Copy the entries below exactly. Images do not belong in the copy.
--- BEGIN Material for this task ---
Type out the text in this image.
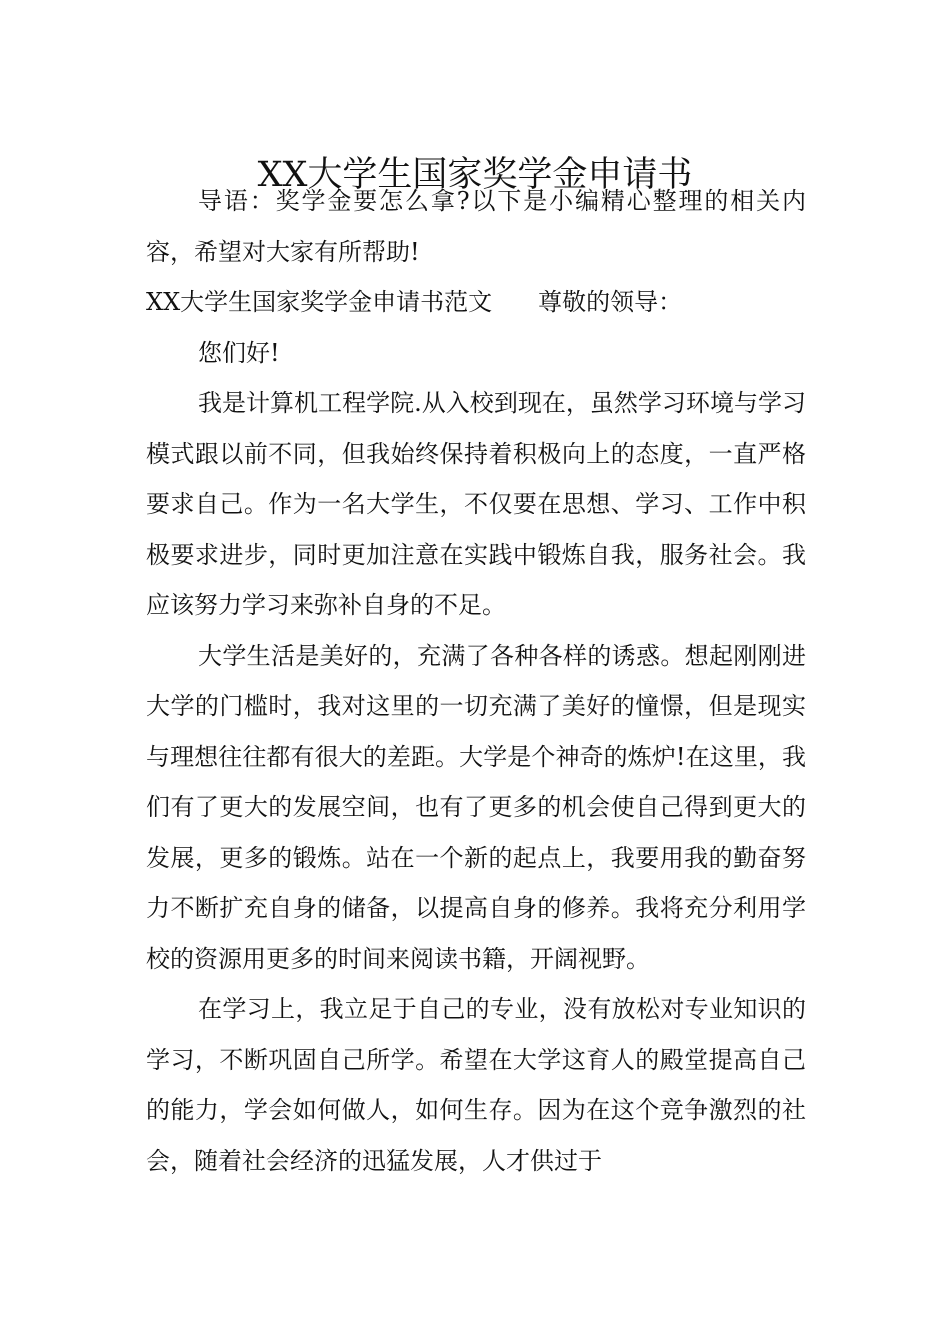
XX大学生国家奖学金申请书

导语：奖学金要怎么拿?以下是小编精心整理的相关内容，希望对大家有所帮助!

XX大学生国家奖学金申请书范文 尊敬的领导：

您们好!

我是计算机工程学院.从入校到现在，虽然学习环境与学习模式跟以前不同，但我始终保持着积极向上的态度，一直严格要求自己。作为一名大学生，不仅要在思想、学习、工作中积极要求进步，同时更加注意在实践中锻炼自我，服务社会。我应该努力学习来弥补自身的不足。

大学生活是美好的，充满了各种各样的诱惑。想起刚刚进大学的门槛时，我对这里的一切充满了美好的憧憬，但是现实与理想往往都有很大的差距。大学是个神奇的炼炉!在这里，我们有了更大的发展空间，也有了更多的机会使自己得到更大的发展，更多的锻炼。站在一个新的起点上，我要用我的勤奋努力不断扩充自身的储备，以提高自身的修养。我将充分利用学校的资源用更多的时间来阅读书籍，开阔视野。

在学习上，我立足于自己的专业，没有放松对专业知识的学习，不断巩固自己所学。希望在大学这育人的殿堂提高自己的能力，学会如何做人，如何生存。因为在这个竞争激烈的社会，随着社会经济的迅猛发展，人才供过于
--- END Material for this task ---
**Correct result:**
Type out the text in this image.
XX大学生国家奖学金申请书

导语：奖学金要怎么拿?以下是小编精心整理的相关内容，希望对大家有所帮助!

XX大学生国家奖学金申请书范文 尊敬的领导：

您们好!

我是计算机工程学院.从入校到现在，虽然学习环境与学习模式跟以前不同，但我始终保持着积极向上的态度，一直严格要求自己。作为一名大学生，不仅要在思想、学习、工作中积极要求进步，同时更加注意在实践中锻炼自我，服务社会。我应该努力学习来弥补自身的不足。

大学生活是美好的，充满了各种各样的诱惑。想起刚刚进大学的门槛时，我对这里的一切充满了美好的憧憬，但是现实与理想往往都有很大的差距。大学是个神奇的炼炉!在这里，我们有了更大的发展空间，也有了更多的机会使自己得到更大的发展，更多的锻炼。站在一个新的起点上，我要用我的勤奋努力不断扩充自身的储备，以提高自身的修养。我将充分利用学校的资源用更多的时间来阅读书籍，开阔视野。

在学习上，我立足于自己的专业，没有放松对专业知识的学习，不断巩固自己所学。希望在大学这育人的殿堂提高自己的能力，学会如何做人，如何生存。因为在这个竞争激烈的社会，随着社会经济的迅猛发展，人才供过于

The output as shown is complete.